§ **Direction**
How many lines in the entries below include the string "true"? Answer with the number only.

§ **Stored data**
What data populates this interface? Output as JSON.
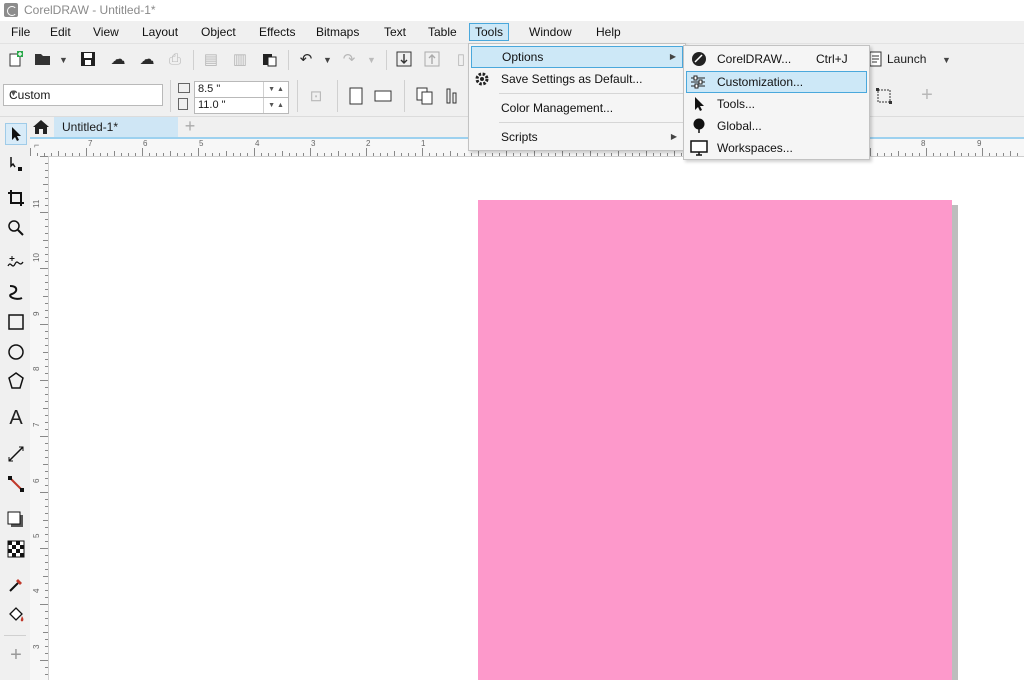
{
  "window": {
    "title": "CorelDRAW - Untitled-1*"
  },
  "menubar": {
    "items": [
      {
        "label": "File"
      },
      {
        "label": "Edit"
      },
      {
        "label": "View"
      },
      {
        "label": "Layout"
      },
      {
        "label": "Object"
      },
      {
        "label": "Effects"
      },
      {
        "label": "Bitmaps"
      },
      {
        "label": "Text"
      },
      {
        "label": "Table"
      },
      {
        "label": "Tools"
      },
      {
        "label": "Window"
      },
      {
        "label": "Help"
      }
    ],
    "active": "Tools"
  },
  "toolbar": {
    "launch_label": "Launch"
  },
  "property_bar": {
    "page_preset": "Custom",
    "width": "8.5 \"",
    "height": "11.0 \""
  },
  "document_tabs": {
    "active_tab": "Untitled-1*"
  },
  "rulers": {
    "horizontal_labels": [
      "7",
      "6",
      "5",
      "4",
      "3",
      "2",
      "1",
      "8",
      "9"
    ],
    "vertical_labels": [
      "11",
      "10",
      "9",
      "8",
      "7",
      "6",
      "5",
      "4",
      "3"
    ]
  },
  "tools_menu": {
    "items": [
      {
        "label": "Options",
        "has_submenu": true,
        "highlighted": true
      },
      {
        "label": "Save Settings as Default...",
        "has_submenu": false
      },
      {
        "label": "Color Management...",
        "has_submenu": false
      },
      {
        "label": "Scripts",
        "has_submenu": true
      }
    ]
  },
  "options_submenu": {
    "items": [
      {
        "label": "CorelDRAW...",
        "shortcut": "Ctrl+J",
        "icon": "coreldraw-icon"
      },
      {
        "label": "Customization...",
        "shortcut": "",
        "icon": "customization-icon",
        "highlighted": true
      },
      {
        "label": "Tools...",
        "shortcut": "",
        "icon": "pointer-icon"
      },
      {
        "label": "Global...",
        "shortcut": "",
        "icon": "globe-icon"
      },
      {
        "label": "Workspaces...",
        "shortcut": "",
        "icon": "monitor-icon"
      }
    ]
  },
  "colors": {
    "page_fill": "#fd99cb",
    "highlight": "#cde8f7",
    "highlight_border": "#4aa8dc"
  }
}
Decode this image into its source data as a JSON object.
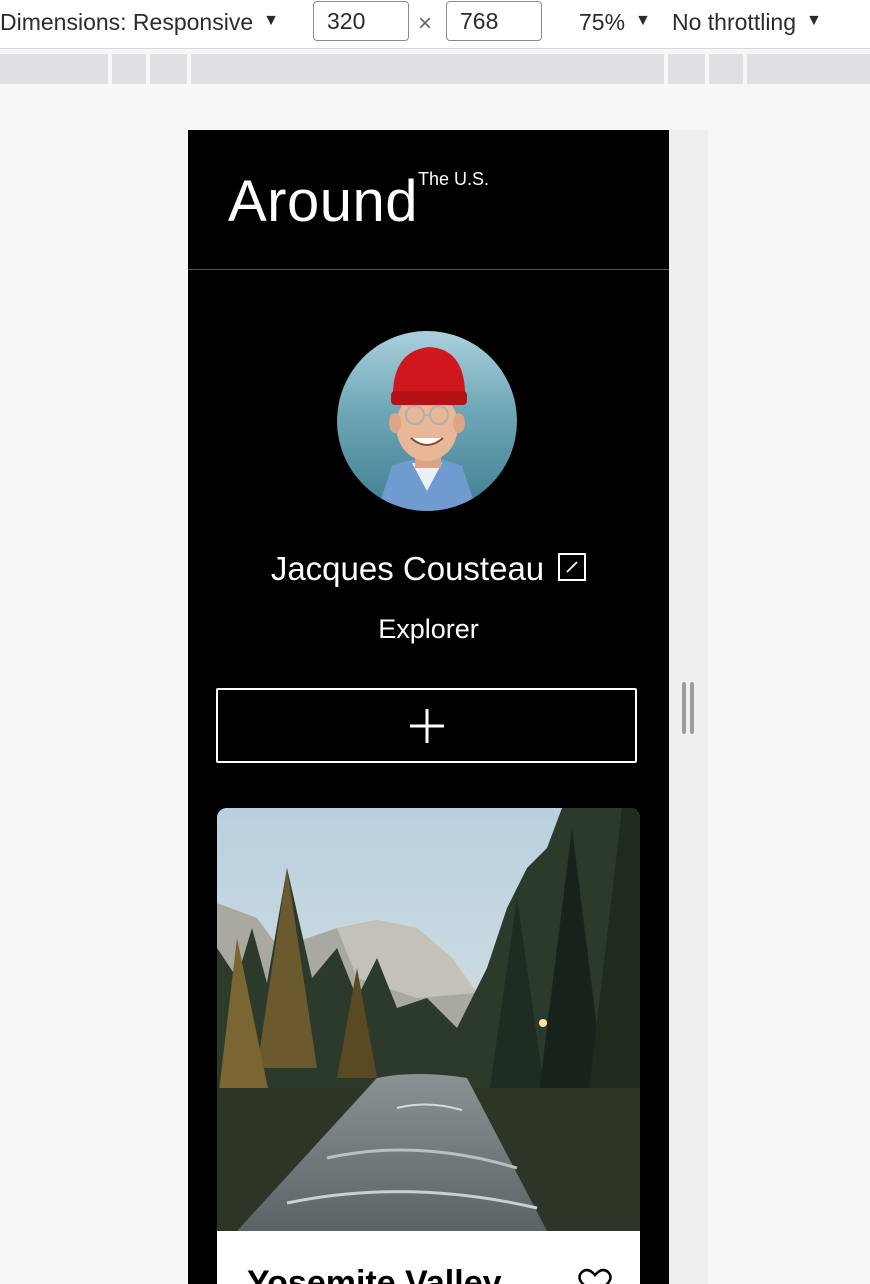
{
  "devtools": {
    "dimensions_label": "Dimensions: Responsive",
    "width_value": "320",
    "times_symbol": "×",
    "height_value": "768",
    "zoom_label": "75%",
    "throttling_label": "No throttling",
    "caret": "▼"
  },
  "header": {
    "logo_text": "Around",
    "logo_superscript": "The U.S."
  },
  "profile": {
    "name": "Jacques Cousteau",
    "job": "Explorer",
    "avatar_icon": "avatar-photo",
    "edit_icon": "pencil-icon",
    "add_icon": "plus-icon"
  },
  "cards": [
    {
      "title": "Yosemite Valley",
      "like_icon": "heart-icon"
    }
  ],
  "colors": {
    "page_bg": "#000000",
    "text": "#ffffff",
    "avatar_hat": "#d0171d"
  }
}
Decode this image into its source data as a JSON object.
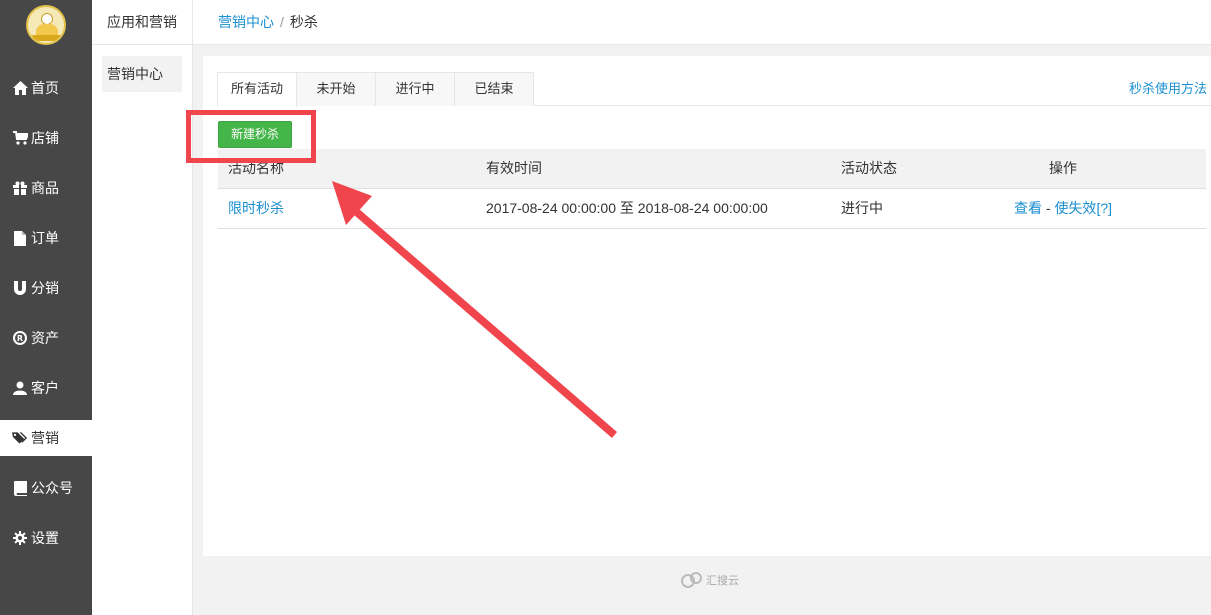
{
  "sidebar": {
    "items": [
      {
        "label": "首页",
        "icon": "home-icon"
      },
      {
        "label": "店铺",
        "icon": "cart-icon"
      },
      {
        "label": "商品",
        "icon": "gift-icon"
      },
      {
        "label": "订单",
        "icon": "file-icon"
      },
      {
        "label": "分销",
        "icon": "magnet-icon"
      },
      {
        "label": "资产",
        "icon": "registered-icon"
      },
      {
        "label": "客户",
        "icon": "user-icon"
      },
      {
        "label": "营销",
        "icon": "tags-icon"
      },
      {
        "label": "公众号",
        "icon": "book-icon"
      },
      {
        "label": "设置",
        "icon": "gear-icon"
      }
    ]
  },
  "subsidebar": {
    "title": "应用和营销",
    "item": "营销中心"
  },
  "breadcrumb": {
    "parent": "营销中心",
    "separator": "/",
    "current": "秒杀"
  },
  "tabs": [
    "所有活动",
    "未开始",
    "进行中",
    "已结束"
  ],
  "help_link": "秒杀使用方法",
  "new_button": "新建秒杀",
  "table": {
    "headers": [
      "活动名称",
      "有效时间",
      "活动状态",
      "操作"
    ],
    "rows": [
      {
        "name": "限时秒杀",
        "time": "2017-08-24 00:00:00 至 2018-08-24 00:00:00",
        "status": "进行中",
        "action_view": "查看",
        "action_sep": "-",
        "action_disable": "使失效",
        "action_help": "[?]"
      }
    ]
  },
  "footer": {
    "brand": "汇搜云"
  },
  "colors": {
    "sidebar_bg": "#474747",
    "link": "#1a8fcf",
    "button_green": "#44b549",
    "annotation_red": "#f0454c"
  }
}
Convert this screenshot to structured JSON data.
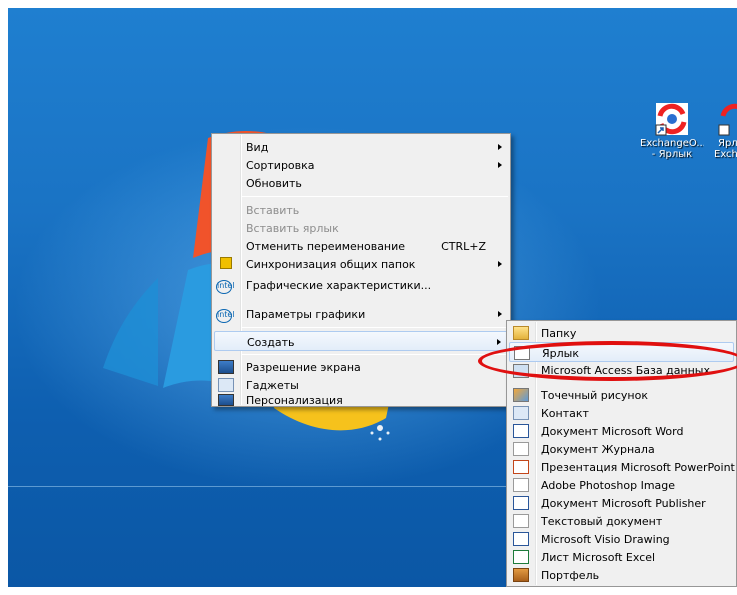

§ **Final answer**
4